───── Data supplied ─────

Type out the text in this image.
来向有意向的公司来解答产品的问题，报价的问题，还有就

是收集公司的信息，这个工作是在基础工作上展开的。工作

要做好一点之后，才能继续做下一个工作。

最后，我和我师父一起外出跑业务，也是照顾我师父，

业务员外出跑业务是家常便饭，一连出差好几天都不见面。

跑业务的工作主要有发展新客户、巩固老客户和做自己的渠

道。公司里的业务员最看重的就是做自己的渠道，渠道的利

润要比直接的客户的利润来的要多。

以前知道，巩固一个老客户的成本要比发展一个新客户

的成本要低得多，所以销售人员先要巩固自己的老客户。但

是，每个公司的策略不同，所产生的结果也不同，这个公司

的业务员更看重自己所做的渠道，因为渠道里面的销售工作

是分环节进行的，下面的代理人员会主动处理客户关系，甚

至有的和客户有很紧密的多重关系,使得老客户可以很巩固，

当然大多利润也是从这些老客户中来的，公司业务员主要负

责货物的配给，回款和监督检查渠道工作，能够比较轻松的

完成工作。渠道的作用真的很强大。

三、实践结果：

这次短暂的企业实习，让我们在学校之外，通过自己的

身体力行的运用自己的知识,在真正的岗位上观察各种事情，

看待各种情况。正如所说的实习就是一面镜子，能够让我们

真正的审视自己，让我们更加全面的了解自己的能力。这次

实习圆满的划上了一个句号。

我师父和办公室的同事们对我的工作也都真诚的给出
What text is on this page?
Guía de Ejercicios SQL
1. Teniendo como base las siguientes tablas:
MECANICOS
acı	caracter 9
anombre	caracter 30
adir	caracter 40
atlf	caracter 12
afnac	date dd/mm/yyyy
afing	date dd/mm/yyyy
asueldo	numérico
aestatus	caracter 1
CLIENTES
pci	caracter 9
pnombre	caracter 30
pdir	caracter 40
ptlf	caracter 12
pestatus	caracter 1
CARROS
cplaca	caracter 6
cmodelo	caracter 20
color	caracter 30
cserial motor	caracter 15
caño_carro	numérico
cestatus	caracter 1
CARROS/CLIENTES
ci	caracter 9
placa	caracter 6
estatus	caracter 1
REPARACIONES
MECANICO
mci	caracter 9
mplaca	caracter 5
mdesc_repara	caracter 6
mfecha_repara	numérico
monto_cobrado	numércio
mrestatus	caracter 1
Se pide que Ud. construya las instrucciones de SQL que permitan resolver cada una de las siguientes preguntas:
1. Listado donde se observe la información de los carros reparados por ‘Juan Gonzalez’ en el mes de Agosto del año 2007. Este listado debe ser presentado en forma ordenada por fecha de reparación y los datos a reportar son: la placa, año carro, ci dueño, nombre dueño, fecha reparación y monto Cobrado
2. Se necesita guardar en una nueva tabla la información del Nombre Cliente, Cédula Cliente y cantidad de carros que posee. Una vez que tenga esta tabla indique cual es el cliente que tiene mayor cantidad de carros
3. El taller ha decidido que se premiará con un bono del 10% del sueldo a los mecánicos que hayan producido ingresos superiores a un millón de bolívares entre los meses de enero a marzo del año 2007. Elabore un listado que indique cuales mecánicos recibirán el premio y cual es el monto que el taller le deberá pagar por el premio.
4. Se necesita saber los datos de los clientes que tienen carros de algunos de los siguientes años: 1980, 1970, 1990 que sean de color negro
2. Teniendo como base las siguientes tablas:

─────

▶ _Do this_
Quote every record above exactly.

▶ _Result below_
Type out the text in this image.
来向有意向的公司来解答产品的问题，报价的问题，还有就

是收集公司的信息，这个工作是在基础工作上展开的。工作

要做好一点之后，才能继续做下一个工作。

最后，我和我师父一起外出跑业务，也是照顾我师父，

业务员外出跑业务是家常便饭，一连出差好几天都不见面。

跑业务的工作主要有发展新客户、巩固老客户和做自己的渠

道。公司里的业务员最看重的就是做自己的渠道，渠道的利

润要比直接的客户的利润来的要多。

以前知道，巩固一个老客户的成本要比发展一个新客户

的成本要低得多，所以销售人员先要巩固自己的老客户。但

是，每个公司的策略不同，所产生的结果也不同，这个公司

的业务员更看重自己所做的渠道，因为渠道里面的销售工作

是分环节进行的，下面的代理人员会主动处理客户关系，甚

至有的和客户有很紧密的多重关系,使得老客户可以很巩固，

当然大多利润也是从这些老客户中来的，公司业务员主要负

责货物的配给，回款和监督检查渠道工作，能够比较轻松的

完成工作。渠道的作用真的很强大。

三、实践结果：

这次短暂的企业实习，让我们在学校之外，通过自己的

身体力行的运用自己的知识,在真正的岗位上观察各种事情，

看待各种情况。正如所说的实习就是一面镜子，能够让我们

真正的审视自己，让我们更加全面的了解自己的能力。这次

实习圆满的划上了一个句号。

我师父和办公室的同事们对我的工作也都真诚的给出
What text is on this page?
Guía de Ejercicios SQL
1. Teniendo como base las siguientes tablas:
MECANICOS
acı	caracter 9
anombre	caracter 30
adir	caracter 40
atlf	caracter 12
afnac	date dd/mm/yyyy
afing	date dd/mm/yyyy
asueldo	numérico
aestatus	caracter 1
CLIENTES
pci	caracter 9
pnombre	caracter 30
pdir	caracter 40
ptlf	caracter 12
pestatus	caracter 1
CARROS
cplaca	caracter 6
cmodelo	caracter 20
color	caracter 30
cserial motor	caracter 15
caño_carro	numérico
cestatus	caracter 1
CARROS/CLIENTES
ci	caracter 9
placa	caracter 6
estatus	caracter 1
REPARACIONES
MECANICO
mci	caracter 9
mplaca	caracter 5
mdesc_repara	caracter 6
mfecha_repara	numérico
monto_cobrado	numércio
mrestatus	caracter 1
Se pide que Ud. construya las instrucciones de SQL que permitan resolver cada una de las siguientes preguntas:
1. Listado donde se observe la información de los carros reparados por ‘Juan Gonzalez’ en el mes de Agosto del año 2007. Este listado debe ser presentado en forma ordenada por fecha de reparación y los datos a reportar son: la placa, año carro, ci dueño, nombre dueño, fecha reparación y monto Cobrado
2. Se necesita guardar en una nueva tabla la información del Nombre Cliente, Cédula Cliente y cantidad de carros que posee. Una vez que tenga esta tabla indique cual es el cliente que tiene mayor cantidad de carros
3. El taller ha decidido que se premiará con un bono del 10% del sueldo a los mecánicos que hayan producido ingresos superiores a un millón de bolívares entre los meses de enero a marzo del año 2007. Elabore un listado que indique cuales mecánicos recibirán el premio y cual es el monto que el taller le deberá pagar por el premio.
4. Se necesita saber los datos de los clientes que tienen carros de algunos de los siguientes años: 1980, 1970, 1990 que sean de color negro
2. Teniendo como base las siguientes tablas:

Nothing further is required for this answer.